Items from a dataset
-----

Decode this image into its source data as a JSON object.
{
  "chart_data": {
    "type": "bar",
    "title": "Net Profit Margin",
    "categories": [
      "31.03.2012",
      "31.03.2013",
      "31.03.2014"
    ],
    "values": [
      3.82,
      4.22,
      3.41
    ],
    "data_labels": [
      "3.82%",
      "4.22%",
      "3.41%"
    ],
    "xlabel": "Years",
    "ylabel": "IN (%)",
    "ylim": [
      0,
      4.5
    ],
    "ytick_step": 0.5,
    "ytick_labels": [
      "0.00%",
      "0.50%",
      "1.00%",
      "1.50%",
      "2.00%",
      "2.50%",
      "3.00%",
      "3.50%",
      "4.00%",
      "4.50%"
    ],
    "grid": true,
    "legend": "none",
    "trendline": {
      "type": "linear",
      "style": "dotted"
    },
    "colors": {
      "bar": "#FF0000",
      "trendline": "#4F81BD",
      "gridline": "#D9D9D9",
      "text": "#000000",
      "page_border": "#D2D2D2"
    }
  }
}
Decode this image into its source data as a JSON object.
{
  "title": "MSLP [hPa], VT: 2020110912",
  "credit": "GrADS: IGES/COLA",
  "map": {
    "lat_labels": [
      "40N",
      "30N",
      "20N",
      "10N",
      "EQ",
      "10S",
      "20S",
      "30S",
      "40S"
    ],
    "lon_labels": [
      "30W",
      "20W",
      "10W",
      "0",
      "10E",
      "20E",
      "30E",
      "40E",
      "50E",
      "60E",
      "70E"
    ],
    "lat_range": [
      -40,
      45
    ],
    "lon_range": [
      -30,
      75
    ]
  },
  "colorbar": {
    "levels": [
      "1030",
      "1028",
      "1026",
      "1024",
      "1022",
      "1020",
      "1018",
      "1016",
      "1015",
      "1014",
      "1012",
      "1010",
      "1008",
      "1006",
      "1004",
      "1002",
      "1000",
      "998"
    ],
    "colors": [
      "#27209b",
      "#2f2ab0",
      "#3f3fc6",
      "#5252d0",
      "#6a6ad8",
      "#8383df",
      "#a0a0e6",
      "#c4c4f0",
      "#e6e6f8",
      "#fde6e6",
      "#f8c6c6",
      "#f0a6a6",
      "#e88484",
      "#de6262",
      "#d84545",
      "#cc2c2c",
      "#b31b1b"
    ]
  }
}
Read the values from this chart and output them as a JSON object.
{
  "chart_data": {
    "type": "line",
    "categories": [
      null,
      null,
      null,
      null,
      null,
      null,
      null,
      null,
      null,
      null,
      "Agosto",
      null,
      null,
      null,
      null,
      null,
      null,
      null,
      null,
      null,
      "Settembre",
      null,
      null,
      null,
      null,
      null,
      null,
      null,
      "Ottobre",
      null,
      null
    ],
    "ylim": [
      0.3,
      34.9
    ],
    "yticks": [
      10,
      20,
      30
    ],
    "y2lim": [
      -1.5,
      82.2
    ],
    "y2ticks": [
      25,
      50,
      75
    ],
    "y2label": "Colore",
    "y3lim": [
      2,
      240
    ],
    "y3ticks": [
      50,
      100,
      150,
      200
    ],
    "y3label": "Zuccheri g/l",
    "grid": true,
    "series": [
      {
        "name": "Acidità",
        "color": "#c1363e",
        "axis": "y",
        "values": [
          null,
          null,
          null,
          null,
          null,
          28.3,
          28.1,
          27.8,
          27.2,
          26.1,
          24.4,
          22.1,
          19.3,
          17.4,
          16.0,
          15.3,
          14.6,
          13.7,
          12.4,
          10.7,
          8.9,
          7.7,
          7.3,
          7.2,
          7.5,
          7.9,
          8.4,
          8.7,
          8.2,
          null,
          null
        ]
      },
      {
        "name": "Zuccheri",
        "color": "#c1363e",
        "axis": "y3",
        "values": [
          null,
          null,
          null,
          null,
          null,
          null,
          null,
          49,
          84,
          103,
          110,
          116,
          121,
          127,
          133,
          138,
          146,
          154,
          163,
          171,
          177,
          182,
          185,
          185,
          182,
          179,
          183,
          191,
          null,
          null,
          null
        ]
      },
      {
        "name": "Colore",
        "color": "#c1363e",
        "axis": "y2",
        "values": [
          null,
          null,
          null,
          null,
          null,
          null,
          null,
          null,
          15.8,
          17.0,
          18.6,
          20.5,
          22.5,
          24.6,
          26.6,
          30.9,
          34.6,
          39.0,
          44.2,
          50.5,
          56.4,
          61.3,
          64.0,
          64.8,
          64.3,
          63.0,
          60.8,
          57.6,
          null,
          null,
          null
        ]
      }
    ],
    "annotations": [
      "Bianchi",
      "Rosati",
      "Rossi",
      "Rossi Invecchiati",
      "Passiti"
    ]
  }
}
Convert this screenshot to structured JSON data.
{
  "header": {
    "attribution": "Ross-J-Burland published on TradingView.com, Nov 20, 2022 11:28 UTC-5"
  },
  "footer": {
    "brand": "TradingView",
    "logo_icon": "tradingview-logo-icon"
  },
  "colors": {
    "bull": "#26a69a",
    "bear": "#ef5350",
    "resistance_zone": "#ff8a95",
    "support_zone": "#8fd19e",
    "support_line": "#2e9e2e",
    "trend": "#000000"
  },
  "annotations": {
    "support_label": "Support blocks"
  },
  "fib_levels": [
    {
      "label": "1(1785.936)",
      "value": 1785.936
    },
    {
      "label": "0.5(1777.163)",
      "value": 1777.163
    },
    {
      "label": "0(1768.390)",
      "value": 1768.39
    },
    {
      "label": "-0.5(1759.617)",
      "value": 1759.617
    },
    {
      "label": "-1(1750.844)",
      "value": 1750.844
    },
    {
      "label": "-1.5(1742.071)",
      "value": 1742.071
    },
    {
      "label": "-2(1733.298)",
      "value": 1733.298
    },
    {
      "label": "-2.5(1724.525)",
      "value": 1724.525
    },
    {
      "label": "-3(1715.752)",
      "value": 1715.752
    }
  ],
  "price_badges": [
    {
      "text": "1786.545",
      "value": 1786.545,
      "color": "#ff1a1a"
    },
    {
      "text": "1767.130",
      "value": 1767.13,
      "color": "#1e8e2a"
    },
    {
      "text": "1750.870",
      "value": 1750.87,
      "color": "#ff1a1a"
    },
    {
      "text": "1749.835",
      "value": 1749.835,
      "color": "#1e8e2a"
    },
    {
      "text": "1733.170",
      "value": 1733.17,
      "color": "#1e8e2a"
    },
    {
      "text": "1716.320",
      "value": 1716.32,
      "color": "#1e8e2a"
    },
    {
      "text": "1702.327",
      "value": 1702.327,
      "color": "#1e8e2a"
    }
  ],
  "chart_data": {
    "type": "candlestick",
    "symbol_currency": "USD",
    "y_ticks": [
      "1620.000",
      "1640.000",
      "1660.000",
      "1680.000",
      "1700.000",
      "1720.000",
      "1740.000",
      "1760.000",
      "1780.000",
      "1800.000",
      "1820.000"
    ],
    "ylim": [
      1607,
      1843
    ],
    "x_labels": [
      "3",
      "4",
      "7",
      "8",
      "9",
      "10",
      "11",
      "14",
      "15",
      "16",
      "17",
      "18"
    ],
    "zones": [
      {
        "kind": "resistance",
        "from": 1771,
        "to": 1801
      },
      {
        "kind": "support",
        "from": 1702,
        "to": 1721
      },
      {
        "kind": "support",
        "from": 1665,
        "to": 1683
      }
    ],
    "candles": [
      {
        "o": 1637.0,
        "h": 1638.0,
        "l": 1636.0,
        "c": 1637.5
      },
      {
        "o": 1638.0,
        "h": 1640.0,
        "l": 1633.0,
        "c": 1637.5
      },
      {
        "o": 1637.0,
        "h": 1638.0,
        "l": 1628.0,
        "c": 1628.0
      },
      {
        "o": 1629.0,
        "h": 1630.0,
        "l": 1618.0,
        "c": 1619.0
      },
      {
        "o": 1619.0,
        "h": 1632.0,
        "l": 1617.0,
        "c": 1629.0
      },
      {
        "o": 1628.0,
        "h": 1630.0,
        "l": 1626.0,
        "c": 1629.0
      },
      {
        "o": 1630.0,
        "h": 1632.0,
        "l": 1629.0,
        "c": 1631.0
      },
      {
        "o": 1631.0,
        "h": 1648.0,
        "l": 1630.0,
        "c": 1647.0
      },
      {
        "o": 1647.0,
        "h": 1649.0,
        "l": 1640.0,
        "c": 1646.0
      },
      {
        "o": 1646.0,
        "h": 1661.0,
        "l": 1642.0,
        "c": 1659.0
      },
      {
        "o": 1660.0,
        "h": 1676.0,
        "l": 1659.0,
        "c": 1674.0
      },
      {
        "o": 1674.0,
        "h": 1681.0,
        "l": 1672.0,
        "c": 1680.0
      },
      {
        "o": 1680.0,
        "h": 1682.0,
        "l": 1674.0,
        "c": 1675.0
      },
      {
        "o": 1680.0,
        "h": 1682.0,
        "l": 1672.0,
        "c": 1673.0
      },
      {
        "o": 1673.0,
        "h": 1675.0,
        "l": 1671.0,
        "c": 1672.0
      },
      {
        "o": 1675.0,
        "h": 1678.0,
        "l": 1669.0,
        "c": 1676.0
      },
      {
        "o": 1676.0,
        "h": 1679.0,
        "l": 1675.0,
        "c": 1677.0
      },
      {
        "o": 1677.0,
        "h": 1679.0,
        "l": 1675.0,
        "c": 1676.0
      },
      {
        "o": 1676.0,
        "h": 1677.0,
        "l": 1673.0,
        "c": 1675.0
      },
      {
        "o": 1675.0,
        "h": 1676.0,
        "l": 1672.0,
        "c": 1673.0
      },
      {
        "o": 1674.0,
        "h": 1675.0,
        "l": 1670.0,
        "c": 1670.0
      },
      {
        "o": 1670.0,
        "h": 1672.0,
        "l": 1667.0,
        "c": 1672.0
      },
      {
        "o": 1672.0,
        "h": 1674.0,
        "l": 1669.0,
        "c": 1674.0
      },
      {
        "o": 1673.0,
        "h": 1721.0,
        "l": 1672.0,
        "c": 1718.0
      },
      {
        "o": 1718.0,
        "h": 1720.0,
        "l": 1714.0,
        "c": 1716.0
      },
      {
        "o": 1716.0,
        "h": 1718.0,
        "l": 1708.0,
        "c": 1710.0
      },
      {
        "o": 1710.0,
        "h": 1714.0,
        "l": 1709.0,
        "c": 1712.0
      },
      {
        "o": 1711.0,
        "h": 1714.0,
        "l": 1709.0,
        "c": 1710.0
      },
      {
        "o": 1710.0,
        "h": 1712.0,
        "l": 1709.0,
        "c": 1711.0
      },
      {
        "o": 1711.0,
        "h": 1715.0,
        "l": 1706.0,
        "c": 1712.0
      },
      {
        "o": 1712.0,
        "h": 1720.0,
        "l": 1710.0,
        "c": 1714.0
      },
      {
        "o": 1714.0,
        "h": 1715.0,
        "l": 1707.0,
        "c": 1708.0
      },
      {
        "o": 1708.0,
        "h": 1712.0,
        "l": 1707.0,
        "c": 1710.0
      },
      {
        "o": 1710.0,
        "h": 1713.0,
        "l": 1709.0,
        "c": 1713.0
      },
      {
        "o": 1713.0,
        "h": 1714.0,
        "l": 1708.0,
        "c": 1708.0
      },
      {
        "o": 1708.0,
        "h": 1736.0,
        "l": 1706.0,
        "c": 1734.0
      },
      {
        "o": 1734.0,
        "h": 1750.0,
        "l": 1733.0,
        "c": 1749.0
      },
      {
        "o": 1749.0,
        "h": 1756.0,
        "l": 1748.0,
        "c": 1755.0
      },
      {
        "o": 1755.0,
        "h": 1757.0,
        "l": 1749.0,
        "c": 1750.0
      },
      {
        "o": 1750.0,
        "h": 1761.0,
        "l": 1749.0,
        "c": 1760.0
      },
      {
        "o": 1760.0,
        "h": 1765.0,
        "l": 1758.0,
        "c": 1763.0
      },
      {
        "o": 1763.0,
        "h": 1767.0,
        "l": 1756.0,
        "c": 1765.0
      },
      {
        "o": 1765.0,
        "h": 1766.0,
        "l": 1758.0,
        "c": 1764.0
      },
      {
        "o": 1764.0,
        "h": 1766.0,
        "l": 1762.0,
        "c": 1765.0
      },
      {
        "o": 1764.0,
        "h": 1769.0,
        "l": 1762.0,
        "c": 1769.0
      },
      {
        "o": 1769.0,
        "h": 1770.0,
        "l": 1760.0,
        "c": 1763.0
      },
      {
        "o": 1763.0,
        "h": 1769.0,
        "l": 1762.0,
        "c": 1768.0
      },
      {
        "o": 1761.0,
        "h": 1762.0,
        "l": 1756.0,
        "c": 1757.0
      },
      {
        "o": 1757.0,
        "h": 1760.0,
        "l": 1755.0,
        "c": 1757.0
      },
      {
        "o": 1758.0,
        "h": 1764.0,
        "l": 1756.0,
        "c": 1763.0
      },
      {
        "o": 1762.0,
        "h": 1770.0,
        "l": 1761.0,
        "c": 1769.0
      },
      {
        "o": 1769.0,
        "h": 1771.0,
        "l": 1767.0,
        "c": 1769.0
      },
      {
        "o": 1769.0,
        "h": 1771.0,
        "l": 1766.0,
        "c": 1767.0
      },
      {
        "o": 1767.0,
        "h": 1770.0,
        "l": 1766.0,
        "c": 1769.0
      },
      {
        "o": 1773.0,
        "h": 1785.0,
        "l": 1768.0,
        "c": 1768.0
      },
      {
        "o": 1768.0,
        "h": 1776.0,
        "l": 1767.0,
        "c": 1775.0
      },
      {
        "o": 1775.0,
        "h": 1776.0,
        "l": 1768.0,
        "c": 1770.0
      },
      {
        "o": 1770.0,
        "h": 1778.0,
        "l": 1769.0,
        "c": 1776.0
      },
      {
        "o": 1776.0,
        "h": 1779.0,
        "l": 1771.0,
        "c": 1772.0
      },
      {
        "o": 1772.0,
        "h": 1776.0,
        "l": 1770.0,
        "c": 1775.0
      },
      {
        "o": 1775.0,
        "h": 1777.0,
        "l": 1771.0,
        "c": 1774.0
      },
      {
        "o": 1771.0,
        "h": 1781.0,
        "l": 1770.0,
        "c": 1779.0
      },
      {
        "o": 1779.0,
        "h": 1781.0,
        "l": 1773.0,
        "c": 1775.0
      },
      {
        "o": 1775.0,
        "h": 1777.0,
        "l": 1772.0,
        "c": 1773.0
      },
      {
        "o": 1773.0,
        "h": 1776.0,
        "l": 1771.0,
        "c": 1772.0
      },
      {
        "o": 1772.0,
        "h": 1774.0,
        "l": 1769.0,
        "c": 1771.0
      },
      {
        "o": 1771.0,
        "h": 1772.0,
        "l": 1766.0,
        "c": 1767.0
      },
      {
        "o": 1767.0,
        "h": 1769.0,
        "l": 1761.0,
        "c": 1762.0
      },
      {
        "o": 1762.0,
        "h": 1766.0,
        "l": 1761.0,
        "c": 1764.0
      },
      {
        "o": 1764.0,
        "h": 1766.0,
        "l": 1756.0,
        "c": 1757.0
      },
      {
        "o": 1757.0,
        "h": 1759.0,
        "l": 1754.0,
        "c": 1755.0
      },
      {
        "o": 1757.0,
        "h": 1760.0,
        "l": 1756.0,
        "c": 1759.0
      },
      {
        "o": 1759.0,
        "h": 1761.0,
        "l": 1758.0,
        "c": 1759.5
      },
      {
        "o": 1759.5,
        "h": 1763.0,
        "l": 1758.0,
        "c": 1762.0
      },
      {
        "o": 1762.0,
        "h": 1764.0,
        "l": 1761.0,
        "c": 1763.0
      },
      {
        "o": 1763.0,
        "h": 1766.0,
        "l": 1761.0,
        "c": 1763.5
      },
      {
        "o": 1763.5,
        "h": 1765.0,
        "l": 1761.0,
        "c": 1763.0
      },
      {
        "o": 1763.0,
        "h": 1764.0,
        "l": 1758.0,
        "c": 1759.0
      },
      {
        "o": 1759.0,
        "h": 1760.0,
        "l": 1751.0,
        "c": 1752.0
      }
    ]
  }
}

-----

**Given request**
Reproduce every line from the entries that holds the word "name".

**Written reply**
        "name": "Acidità",
        "name": "Zuccheri",
        "name": "Colore",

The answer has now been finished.